The exercise —
Quote the Engaku-ji page below in full, word for word.

Page excerpt —
-.-.-

Engaku-ji
🏯 Buddhist Temple

Engaku-ji

📍 Kamakura 🌸 Autumn ⏱ 1-2 hours 📅 Founded in 1282

About the temple

Engaku-ji is one of the five great Zen temples of Kamakura, collectively known as Kamakura Gozan, and holds second place in this sacred hierarchy. Founded in 1282 at the city's gates, the complex extends across the forested slopes of the mountains surrounding Kamakura, creating a succession of gardens, pavilions, and meditation halls that gently ascend the mountain. With its moss-covered roofs, silent bamboo groves, and the mist that frequently envelops its paths, Engaku-ji conveys with exceptional intensity the essence of Zen Buddhism: the search for enlightenment through simplicity, discipline, and absolute presence in the moment. It is also one of the few great Zen temples in Japan that maintains an active monastic community and offers zazen practice open to the public.

History

The founding of Engaku-ji in 1282 is intimately linked to one of the most dramatic moments in Japanese medieval history: the Mongol invasions. Between 1274 and 1281, the fleets of Kublai Khan's Mongol Empire attacked Japan on two occasions. Although the Kamakura shogunate managed to repel both invasions — the second with the decisive help of the legendary typhoons known as kamikaze or 'divine winds' — the human cost was enormous. Tens of thousands of Japanese and Mongol warriors died in the fighting. Regent Hojo Tokimune, who had directed Japan's defense with extraordinary determination, decided to found a great Zen temple to honor the fallen on both sides, Japanese and Mongols alike, in an unprecedented gesture of Buddhist compassion. To preside over the new temple he summoned from China the Zen master Wuxue Zuyuan, known in Japan as Mugaku Gengo, who became Engaku-ji's first abbot. Under the patronage of the Hojo clan and later the Ashikaga shoguns, Engaku-ji reached its peak splendor in the 14th century, with more than forty sub-temples and a monastic community of several hundred monks. The temple became the main center of Rinzai Zen Buddhism in eastern Japan, exercising a cultural and philosophical influence that extended to architecture, the arts, the tea ceremony, and martial arts. Subsequent centuries were less favorable. Several devastating earthquakes, especially that of 1923 which leveled much of Kamakura, reduced the complex to a fraction of its original size. Reconstruction was slow and laborious, and some of the original buildings were lost forever. However, what survives is of exceptional architectural quality, and the temple keeps alive the Zen spirit that inspired its founding. In the late 19th century, the temple was visited by writer Natsume Soseki, who practiced zazen here for several weeks in an attempt to find peace of mind. The experience, described in his essay 'Ten Nights of Dreams', marked him deeply and helped spread knowledge of Zen among the Japanese intelligentsia of the Meiji era.

-.-.-

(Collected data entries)
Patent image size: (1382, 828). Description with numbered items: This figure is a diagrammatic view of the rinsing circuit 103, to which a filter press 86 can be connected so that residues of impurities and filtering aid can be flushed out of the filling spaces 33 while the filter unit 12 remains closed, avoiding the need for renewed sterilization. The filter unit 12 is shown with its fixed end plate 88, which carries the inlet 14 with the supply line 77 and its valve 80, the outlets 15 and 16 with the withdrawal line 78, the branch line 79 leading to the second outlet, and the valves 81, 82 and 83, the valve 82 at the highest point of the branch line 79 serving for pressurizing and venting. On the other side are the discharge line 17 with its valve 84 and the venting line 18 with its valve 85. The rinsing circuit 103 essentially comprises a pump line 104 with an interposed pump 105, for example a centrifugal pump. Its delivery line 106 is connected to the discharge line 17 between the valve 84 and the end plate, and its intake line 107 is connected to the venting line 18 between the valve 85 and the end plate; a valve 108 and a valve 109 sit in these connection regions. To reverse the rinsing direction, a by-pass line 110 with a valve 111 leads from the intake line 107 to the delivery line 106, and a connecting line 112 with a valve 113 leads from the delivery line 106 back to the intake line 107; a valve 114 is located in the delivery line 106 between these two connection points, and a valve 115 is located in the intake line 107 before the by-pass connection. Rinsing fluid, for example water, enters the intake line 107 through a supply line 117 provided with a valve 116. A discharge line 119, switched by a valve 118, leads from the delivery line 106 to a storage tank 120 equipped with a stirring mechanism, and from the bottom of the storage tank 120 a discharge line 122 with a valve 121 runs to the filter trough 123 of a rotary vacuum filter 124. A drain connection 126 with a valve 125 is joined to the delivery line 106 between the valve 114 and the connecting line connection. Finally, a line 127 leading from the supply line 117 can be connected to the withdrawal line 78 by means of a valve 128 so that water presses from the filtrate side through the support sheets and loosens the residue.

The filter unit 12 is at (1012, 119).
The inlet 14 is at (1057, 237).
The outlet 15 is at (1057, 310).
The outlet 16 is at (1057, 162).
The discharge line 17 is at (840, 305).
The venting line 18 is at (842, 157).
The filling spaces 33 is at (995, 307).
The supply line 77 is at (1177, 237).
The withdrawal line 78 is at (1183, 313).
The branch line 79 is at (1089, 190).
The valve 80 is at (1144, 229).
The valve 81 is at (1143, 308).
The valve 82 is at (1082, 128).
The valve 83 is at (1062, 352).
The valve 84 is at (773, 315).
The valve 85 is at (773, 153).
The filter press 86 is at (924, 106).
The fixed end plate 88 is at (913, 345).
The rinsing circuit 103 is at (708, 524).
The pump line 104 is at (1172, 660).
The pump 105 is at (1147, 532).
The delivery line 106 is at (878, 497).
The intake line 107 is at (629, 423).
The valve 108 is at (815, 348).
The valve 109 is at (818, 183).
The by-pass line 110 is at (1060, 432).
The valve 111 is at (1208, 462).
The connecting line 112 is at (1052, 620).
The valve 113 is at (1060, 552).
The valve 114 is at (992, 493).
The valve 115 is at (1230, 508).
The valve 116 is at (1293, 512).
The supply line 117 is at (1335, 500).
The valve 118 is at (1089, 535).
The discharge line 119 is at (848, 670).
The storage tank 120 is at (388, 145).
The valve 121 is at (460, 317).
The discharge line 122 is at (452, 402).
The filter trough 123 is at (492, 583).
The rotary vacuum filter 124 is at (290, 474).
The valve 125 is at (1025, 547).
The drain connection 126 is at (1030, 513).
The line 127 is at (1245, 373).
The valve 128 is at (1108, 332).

-.-.-

Written solution —
Engaku-ji
🏯 Buddhist Temple

Engaku-ji

📍 Kamakura 🌸 Autumn ⏱ 1-2 hours 📅 Founded in 1282

About the temple

Engaku-ji is one of the five great Zen temples of Kamakura, collectively known as Kamakura Gozan, and holds second place in this sacred hierarchy. Founded in 1282 at the city's gates, the complex extends across the forested slopes of the mountains surrounding Kamakura, creating a succession of gardens, pavilions, and meditation halls that gently ascend the mountain. With its moss-covered roofs, silent bamboo groves, and the mist that frequently envelops its paths, Engaku-ji conveys with exceptional intensity the essence of Zen Buddhism: the search for enlightenment through simplicity, discipline, and absolute presence in the moment. It is also one of the few great Zen temples in Japan that maintains an active monastic community and offers zazen practice open to the public.

History

The founding of Engaku-ji in 1282 is intimately linked to one of the most dramatic moments in Japanese medieval history: the Mongol invasions. Between 1274 and 1281, the fleets of Kublai Khan's Mongol Empire attacked Japan on two occasions. Although the Kamakura shogunate managed to repel both invasions — the second with the decisive help of the legendary typhoons known as kamikaze or 'divine winds' — the human cost was enormous. Tens of thousands of Japanese and Mongol warriors died in the fighting. Regent Hojo Tokimune, who had directed Japan's defense with extraordinary determination, decided to found a great Zen temple to honor the fallen on both sides, Japanese and Mongols alike, in an unprecedented gesture of Buddhist compassion. To preside over the new temple he summoned from China the Zen master Wuxue Zuyuan, known in Japan as Mugaku Gengo, who became Engaku-ji's first abbot. Under the patronage of the Hojo clan and later the Ashikaga shoguns, Engaku-ji reached its peak splendor in the 14th century, with more than forty sub-temples and a monastic community of several hundred monks. The temple became the main center of Rinzai Zen Buddhism in eastern Japan, exercising a cultural and philosophical influence that extended to architecture, the arts, the tea ceremony, and martial arts. Subsequent centuries were less favorable. Several devastating earthquakes, especially that of 1923 which leveled much of Kamakura, reduced the complex to a fraction of its original size. Reconstruction was slow and laborious, and some of the original buildings were lost forever. However, what survives is of exceptional architectural quality, and the temple keeps alive the Zen spirit that inspired its founding. In the late 19th century, the temple was visited by writer Natsume Soseki, who practiced zazen here for several weeks in an attempt to find peace of mind. The experience, described in his essay 'Ten Nights of Dreams', marked him deeply and helped spread knowledge of Zen among the Japanese intelligentsia of the Meiji era.